Retype every entry in its entirety, without alteration.

——————

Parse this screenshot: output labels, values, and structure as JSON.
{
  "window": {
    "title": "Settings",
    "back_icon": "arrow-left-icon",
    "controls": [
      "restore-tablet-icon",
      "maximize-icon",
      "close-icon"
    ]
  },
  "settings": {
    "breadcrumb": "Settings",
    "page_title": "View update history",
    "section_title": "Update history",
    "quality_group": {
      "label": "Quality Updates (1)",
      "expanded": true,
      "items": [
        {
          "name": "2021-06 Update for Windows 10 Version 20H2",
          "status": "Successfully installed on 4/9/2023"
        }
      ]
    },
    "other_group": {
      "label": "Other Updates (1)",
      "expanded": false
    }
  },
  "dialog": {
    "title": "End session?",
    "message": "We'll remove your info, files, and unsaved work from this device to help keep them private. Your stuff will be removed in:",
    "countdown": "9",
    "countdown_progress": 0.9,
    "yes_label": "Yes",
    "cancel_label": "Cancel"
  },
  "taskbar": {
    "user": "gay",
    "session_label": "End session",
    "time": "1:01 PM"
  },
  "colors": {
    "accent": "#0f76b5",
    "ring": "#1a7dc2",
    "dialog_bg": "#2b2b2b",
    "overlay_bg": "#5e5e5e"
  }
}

——————

EXERCISE SOLUTION:
Parse this screenshot: output labels, values, and structure as JSON.
{
  "window": {
    "title": "Settings",
    "back_icon": "arrow-left-icon",
    "controls": [
      "restore-tablet-icon",
      "maximize-icon",
      "close-icon"
    ]
  },
  "settings": {
    "breadcrumb": "Settings",
    "page_title": "View update history",
    "section_title": "Update history",
    "quality_group": {
      "label": "Quality Updates (1)",
      "expanded": true,
      "items": [
        {
          "name": "2021-06 Update for Windows 10 Version 20H2",
          "status": "Successfully installed on 4/9/2023"
        }
      ]
    },
    "other_group": {
      "label": "Other Updates (1)",
      "expanded": false
    }
  },
  "dialog": {
    "title": "End session?",
    "message": "We'll remove your info, files, and unsaved work from this device to help keep them private. Your stuff will be removed in:",
    "countdown": "9",
    "countdown_progress": 0.9,
    "yes_label": "Yes",
    "cancel_label": "Cancel"
  },
  "taskbar": {
    "user": "gay",
    "session_label": "End session",
    "time": "1:01 PM"
  },
  "colors": {
    "accent": "#0f76b5",
    "ring": "#1a7dc2",
    "dialog_bg": "#2b2b2b",
    "overlay_bg": "#5e5e5e"
  }
}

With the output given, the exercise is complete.